▶ [Required task]: Reproduce the listing below without any change.

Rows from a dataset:

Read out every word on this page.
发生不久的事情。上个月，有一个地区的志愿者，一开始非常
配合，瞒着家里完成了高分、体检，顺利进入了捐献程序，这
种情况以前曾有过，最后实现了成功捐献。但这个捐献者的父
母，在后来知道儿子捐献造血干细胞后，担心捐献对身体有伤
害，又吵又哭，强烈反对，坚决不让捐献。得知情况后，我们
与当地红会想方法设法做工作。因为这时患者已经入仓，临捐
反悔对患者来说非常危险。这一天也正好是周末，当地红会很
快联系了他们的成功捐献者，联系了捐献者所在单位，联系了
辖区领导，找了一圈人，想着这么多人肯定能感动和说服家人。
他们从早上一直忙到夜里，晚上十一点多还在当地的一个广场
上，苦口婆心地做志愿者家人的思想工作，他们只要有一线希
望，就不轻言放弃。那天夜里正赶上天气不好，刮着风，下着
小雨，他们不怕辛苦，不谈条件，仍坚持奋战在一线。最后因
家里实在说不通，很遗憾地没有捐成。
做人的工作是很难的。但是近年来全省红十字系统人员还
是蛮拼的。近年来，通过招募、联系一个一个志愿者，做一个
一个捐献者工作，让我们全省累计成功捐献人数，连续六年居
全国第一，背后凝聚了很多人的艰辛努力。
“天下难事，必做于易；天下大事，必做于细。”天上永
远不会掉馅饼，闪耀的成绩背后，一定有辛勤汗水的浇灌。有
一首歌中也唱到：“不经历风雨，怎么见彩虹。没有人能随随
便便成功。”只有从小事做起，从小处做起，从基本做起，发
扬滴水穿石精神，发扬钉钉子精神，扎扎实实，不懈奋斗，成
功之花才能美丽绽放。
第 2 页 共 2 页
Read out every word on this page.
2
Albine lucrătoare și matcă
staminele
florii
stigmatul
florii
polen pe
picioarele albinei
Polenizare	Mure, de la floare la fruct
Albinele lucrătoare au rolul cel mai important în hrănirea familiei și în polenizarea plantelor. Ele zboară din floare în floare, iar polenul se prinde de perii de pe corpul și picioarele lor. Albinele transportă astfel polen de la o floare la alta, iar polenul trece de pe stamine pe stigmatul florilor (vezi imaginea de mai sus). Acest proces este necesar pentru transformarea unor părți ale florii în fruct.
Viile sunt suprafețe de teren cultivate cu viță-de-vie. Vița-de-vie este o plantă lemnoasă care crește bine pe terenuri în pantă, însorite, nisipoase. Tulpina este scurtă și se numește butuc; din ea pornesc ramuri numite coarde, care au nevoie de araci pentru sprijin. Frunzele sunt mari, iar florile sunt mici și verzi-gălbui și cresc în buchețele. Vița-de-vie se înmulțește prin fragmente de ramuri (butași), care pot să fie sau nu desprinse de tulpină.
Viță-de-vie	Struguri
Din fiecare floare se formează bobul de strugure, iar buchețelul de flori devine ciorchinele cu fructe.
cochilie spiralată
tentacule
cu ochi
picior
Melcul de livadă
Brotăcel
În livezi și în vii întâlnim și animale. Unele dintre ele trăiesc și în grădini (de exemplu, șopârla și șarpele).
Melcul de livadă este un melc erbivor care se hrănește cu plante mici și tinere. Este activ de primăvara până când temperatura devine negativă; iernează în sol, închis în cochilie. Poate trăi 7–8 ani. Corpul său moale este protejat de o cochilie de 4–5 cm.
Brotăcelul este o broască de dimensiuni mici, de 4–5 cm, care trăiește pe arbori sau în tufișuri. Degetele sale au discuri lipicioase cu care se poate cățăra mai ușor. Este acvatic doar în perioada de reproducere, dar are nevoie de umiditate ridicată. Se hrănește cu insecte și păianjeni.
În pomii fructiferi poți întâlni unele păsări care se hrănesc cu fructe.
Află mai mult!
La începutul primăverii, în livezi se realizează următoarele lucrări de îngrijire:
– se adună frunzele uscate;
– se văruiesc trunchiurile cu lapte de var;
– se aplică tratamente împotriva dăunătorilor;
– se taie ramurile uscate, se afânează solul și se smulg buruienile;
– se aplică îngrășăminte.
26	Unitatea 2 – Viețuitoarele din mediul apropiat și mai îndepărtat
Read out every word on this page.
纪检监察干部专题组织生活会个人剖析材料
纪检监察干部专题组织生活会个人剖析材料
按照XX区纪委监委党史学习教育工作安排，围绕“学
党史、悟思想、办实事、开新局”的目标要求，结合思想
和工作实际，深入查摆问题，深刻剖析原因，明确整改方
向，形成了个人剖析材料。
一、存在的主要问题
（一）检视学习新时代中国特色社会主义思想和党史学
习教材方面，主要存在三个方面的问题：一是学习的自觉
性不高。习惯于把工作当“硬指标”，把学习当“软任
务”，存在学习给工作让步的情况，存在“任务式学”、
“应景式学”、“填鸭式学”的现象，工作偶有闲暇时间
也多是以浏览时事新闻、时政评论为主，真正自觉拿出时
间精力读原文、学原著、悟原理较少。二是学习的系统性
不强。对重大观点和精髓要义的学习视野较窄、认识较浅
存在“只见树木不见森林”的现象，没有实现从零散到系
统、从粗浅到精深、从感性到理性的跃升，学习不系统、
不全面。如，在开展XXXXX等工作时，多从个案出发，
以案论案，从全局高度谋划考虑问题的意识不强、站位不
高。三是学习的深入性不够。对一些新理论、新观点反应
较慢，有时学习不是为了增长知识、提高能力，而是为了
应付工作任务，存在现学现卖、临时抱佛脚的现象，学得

▶ [Response to this task]:
Read out every word on this page.
发生不久的事情。上个月，有一个地区的志愿者，一开始非常
配合，瞒着家里完成了高分、体检，顺利进入了捐献程序，这
种情况以前曾有过，最后实现了成功捐献。但这个捐献者的父
母，在后来知道儿子捐献造血干细胞后，担心捐献对身体有伤
害，又吵又哭，强烈反对，坚决不让捐献。得知情况后，我们
与当地红会想方法设法做工作。因为这时患者已经入仓，临捐
反悔对患者来说非常危险。这一天也正好是周末，当地红会很
快联系了他们的成功捐献者，联系了捐献者所在单位，联系了
辖区领导，找了一圈人，想着这么多人肯定能感动和说服家人。
他们从早上一直忙到夜里，晚上十一点多还在当地的一个广场
上，苦口婆心地做志愿者家人的思想工作，他们只要有一线希
望，就不轻言放弃。那天夜里正赶上天气不好，刮着风，下着
小雨，他们不怕辛苦，不谈条件，仍坚持奋战在一线。最后因
家里实在说不通，很遗憾地没有捐成。
做人的工作是很难的。但是近年来全省红十字系统人员还
是蛮拼的。近年来，通过招募、联系一个一个志愿者，做一个
一个捐献者工作，让我们全省累计成功捐献人数，连续六年居
全国第一，背后凝聚了很多人的艰辛努力。
“天下难事，必做于易；天下大事，必做于细。”天上永
远不会掉馅饼，闪耀的成绩背后，一定有辛勤汗水的浇灌。有
一首歌中也唱到：“不经历风雨，怎么见彩虹。没有人能随随
便便成功。”只有从小事做起，从小处做起，从基本做起，发
扬滴水穿石精神，发扬钉钉子精神，扎扎实实，不懈奋斗，成
功之花才能美丽绽放。
第 2 页 共 2 页
Read out every word on this page.
2
Albine lucrătoare și matcă
staminele
florii
stigmatul
florii
polen pe
picioarele albinei
Polenizare	Mure, de la floare la fruct
Albinele lucrătoare au rolul cel mai important în hrănirea familiei și în polenizarea plantelor. Ele zboară din floare în floare, iar polenul se prinde de perii de pe corpul și picioarele lor. Albinele transportă astfel polen de la o floare la alta, iar polenul trece de pe stamine pe stigmatul florilor (vezi imaginea de mai sus). Acest proces este necesar pentru transformarea unor părți ale florii în fruct.
Viile sunt suprafețe de teren cultivate cu viță-de-vie. Vița-de-vie este o plantă lemnoasă care crește bine pe terenuri în pantă, însorite, nisipoase. Tulpina este scurtă și se numește butuc; din ea pornesc ramuri numite coarde, care au nevoie de araci pentru sprijin. Frunzele sunt mari, iar florile sunt mici și verzi-gălbui și cresc în buchețele. Vița-de-vie se înmulțește prin fragmente de ramuri (butași), care pot să fie sau nu desprinse de tulpină.
Viță-de-vie	Struguri
Din fiecare floare se formează bobul de strugure, iar buchețelul de flori devine ciorchinele cu fructe.
cochilie spiralată
tentacule
cu ochi
picior
Melcul de livadă
Brotăcel
În livezi și în vii întâlnim și animale. Unele dintre ele trăiesc și în grădini (de exemplu, șopârla și șarpele).
Melcul de livadă este un melc erbivor care se hrănește cu plante mici și tinere. Este activ de primăvara până când temperatura devine negativă; iernează în sol, închis în cochilie. Poate trăi 7–8 ani. Corpul său moale este protejat de o cochilie de 4–5 cm.
Brotăcelul este o broască de dimensiuni mici, de 4–5 cm, care trăiește pe arbori sau în tufișuri. Degetele sale au discuri lipicioase cu care se poate cățăra mai ușor. Este acvatic doar în perioada de reproducere, dar are nevoie de umiditate ridicată. Se hrănește cu insecte și păianjeni.
În pomii fructiferi poți întâlni unele păsări care se hrănesc cu fructe.
Află mai mult!
La începutul primăverii, în livezi se realizează următoarele lucrări de îngrijire:
– se adună frunzele uscate;
– se văruiesc trunchiurile cu lapte de var;
– se aplică tratamente împotriva dăunătorilor;
– se taie ramurile uscate, se afânează solul și se smulg buruienile;
– se aplică îngrășăminte.
26	Unitatea 2 – Viețuitoarele din mediul apropiat și mai îndepărtat
Read out every word on this page.
纪检监察干部专题组织生活会个人剖析材料
纪检监察干部专题组织生活会个人剖析材料
按照XX区纪委监委党史学习教育工作安排，围绕“学
党史、悟思想、办实事、开新局”的目标要求，结合思想
和工作实际，深入查摆问题，深刻剖析原因，明确整改方
向，形成了个人剖析材料。
一、存在的主要问题
（一）检视学习新时代中国特色社会主义思想和党史学
习教材方面，主要存在三个方面的问题：一是学习的自觉
性不高。习惯于把工作当“硬指标”，把学习当“软任
务”，存在学习给工作让步的情况，存在“任务式学”、
“应景式学”、“填鸭式学”的现象，工作偶有闲暇时间
也多是以浏览时事新闻、时政评论为主，真正自觉拿出时
间精力读原文、学原著、悟原理较少。二是学习的系统性
不强。对重大观点和精髓要义的学习视野较窄、认识较浅
存在“只见树木不见森林”的现象，没有实现从零散到系
统、从粗浅到精深、从感性到理性的跃升，学习不系统、
不全面。如，在开展XXXXX等工作时，多从个案出发，
以案论案，从全局高度谋划考虑问题的意识不强、站位不
高。三是学习的深入性不够。对一些新理论、新观点反应
较慢，有时学习不是为了增长知识、提高能力，而是为了
应付工作任务，存在现学现卖、临时抱佛脚的现象，学得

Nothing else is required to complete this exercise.